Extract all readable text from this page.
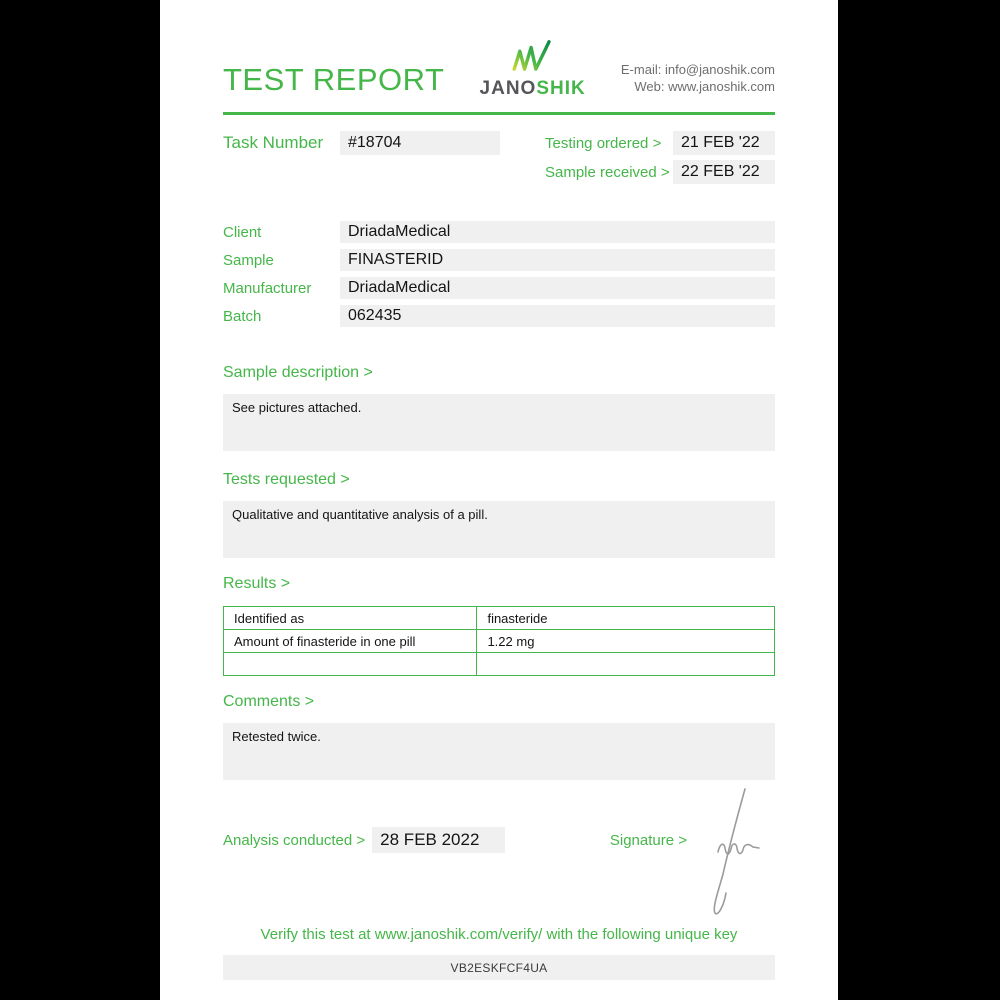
TEST REPORT JANOSHIK
E-mail: info@janoshik.com
Web: www.janoshik.com
Task Number	#18704	Testing ordered >	21 FEB '22
Sample received > 22 FEB '22
Client	DriadaMedical
Sample	FINASTERID
Manufacturer	DriadaMedical
Batch	062435
Sample description >
See pictures attached.
Tests requested >
Qualitative and quantitative analysis of a pill.
Results >
Identified as	finasteride
Amount of finasteride in one pill	1.22 mg

Comments >
Retested twice.
Analysis conducted > 28 FEB 2022	Signature >
Verify this test at www.janoshik.com/verify/ with the following unique key
VB2ESKFCF4UA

^^^^

# Problem statement
Using the material above, set down every line exactly, but skip the pictures.

# Solved exercise
Extract all readable text from this page.
TEST REPORT JANOSHIK
E-mail: info@janoshik.com
Web: www.janoshik.com
Task Number	#18704	Testing ordered >	21 FEB '22
Sample received > 22 FEB '22
Client	DriadaMedical
Sample	FINASTERID
Manufacturer	DriadaMedical
Batch	062435
Sample description >
See pictures attached.
Tests requested >
Qualitative and quantitative analysis of a pill.
Results >
Identified as	finasteride
Amount of finasteride in one pill	1.22 mg

Comments >
Retested twice.
Analysis conducted > 28 FEB 2022	Signature >
Verify this test at www.janoshik.com/verify/ with the following unique key
VB2ESKFCF4UA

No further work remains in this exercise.